Extracted information -
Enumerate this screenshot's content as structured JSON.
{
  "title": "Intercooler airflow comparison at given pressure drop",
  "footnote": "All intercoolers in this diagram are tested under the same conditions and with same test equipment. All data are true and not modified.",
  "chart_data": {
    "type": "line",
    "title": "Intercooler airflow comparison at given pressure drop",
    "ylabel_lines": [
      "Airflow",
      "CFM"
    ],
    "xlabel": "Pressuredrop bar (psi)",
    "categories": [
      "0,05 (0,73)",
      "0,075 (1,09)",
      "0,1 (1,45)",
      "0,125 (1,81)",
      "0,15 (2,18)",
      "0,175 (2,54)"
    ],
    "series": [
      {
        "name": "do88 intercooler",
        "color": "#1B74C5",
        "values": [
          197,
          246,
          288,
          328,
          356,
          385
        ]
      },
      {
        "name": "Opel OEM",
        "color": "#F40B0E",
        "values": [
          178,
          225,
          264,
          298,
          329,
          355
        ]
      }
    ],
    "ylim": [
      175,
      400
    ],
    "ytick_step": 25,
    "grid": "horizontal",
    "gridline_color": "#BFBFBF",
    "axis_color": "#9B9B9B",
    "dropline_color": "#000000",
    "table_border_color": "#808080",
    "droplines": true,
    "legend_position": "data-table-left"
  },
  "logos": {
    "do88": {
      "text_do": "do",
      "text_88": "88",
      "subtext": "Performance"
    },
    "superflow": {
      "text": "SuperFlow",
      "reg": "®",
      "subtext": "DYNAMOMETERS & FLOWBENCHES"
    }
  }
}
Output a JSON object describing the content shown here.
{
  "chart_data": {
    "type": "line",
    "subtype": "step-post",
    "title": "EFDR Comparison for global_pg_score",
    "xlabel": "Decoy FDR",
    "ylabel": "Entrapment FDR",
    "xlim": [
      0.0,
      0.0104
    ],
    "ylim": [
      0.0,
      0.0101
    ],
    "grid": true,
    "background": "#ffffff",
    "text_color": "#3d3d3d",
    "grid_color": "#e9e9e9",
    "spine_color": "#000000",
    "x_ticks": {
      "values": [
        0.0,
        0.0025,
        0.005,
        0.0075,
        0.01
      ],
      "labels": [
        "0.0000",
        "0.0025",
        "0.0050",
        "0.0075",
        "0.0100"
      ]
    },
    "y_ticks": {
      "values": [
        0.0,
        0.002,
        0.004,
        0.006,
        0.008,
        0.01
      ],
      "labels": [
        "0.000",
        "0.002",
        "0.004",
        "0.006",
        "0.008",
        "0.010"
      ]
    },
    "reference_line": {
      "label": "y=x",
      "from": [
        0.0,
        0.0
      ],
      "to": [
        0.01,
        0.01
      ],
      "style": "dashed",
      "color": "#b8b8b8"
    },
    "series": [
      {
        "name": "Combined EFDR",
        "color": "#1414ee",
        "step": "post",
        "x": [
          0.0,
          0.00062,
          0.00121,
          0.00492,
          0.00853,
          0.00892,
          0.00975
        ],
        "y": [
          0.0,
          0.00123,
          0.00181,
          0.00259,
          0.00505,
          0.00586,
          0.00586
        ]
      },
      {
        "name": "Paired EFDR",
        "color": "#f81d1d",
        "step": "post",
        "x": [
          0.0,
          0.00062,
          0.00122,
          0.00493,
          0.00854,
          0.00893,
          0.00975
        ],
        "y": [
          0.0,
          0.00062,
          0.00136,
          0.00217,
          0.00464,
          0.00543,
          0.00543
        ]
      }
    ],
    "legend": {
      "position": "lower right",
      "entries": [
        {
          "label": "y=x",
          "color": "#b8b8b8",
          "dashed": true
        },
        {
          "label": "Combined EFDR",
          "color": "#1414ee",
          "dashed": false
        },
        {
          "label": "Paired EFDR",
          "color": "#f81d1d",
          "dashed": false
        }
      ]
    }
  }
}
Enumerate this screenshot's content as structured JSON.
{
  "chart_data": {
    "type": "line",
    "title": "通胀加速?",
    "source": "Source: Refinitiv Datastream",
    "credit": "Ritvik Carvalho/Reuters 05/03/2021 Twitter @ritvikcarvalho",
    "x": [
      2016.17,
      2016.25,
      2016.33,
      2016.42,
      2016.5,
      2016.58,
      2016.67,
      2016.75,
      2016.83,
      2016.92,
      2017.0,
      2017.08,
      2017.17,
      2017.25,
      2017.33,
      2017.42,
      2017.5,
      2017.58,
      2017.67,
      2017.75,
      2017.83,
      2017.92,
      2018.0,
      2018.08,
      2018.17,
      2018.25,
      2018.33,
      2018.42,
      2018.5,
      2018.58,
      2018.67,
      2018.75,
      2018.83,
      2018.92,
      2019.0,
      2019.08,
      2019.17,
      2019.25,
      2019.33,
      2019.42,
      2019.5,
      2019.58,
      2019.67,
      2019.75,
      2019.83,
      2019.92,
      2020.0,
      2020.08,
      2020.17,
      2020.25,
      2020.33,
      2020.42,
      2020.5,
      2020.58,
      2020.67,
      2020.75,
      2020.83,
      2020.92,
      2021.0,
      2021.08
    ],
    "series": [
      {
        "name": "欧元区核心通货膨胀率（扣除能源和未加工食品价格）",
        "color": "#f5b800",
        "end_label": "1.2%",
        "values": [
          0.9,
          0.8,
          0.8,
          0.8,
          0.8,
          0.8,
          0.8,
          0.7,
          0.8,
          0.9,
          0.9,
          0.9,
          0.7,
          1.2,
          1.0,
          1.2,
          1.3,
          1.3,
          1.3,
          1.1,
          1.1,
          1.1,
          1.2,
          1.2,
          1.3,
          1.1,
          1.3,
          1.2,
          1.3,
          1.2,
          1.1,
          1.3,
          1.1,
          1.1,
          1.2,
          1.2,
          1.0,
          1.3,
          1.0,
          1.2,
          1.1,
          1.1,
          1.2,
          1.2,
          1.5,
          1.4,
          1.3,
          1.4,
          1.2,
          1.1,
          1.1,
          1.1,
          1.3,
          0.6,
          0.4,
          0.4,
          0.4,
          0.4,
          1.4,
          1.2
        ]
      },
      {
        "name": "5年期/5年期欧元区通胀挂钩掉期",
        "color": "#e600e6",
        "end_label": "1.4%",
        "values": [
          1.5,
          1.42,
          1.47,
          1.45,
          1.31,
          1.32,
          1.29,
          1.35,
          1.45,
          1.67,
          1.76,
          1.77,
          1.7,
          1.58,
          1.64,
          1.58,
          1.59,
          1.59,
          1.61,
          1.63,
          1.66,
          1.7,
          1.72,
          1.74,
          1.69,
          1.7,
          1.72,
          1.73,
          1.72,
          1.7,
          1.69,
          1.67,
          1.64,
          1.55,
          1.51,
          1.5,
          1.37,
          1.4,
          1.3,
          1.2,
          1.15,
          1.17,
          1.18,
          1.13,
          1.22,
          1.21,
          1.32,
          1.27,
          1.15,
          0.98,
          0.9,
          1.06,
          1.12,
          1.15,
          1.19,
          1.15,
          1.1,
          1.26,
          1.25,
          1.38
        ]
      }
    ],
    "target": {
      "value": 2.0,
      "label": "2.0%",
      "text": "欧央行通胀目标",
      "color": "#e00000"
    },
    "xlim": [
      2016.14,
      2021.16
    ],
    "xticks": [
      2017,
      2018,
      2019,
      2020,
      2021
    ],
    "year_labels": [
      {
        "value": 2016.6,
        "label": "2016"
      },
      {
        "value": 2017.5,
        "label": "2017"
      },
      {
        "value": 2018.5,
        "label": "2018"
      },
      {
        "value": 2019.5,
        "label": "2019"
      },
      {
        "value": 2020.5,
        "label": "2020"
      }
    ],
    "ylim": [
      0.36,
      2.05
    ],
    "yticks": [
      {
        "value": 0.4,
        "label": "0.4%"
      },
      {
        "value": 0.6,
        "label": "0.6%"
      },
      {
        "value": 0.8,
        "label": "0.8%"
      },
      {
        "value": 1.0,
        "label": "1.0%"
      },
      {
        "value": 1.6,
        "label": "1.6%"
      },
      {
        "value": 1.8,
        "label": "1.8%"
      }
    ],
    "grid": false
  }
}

Short task -
Gather and return every line that holds the string "EFDR".

Expected answer -
    "title": "EFDR Comparison for global_pg_score",
        "name": "Combined EFDR",
        "name": "Paired EFDR",
          "label": "Combined EFDR",
          "label": "Paired EFDR",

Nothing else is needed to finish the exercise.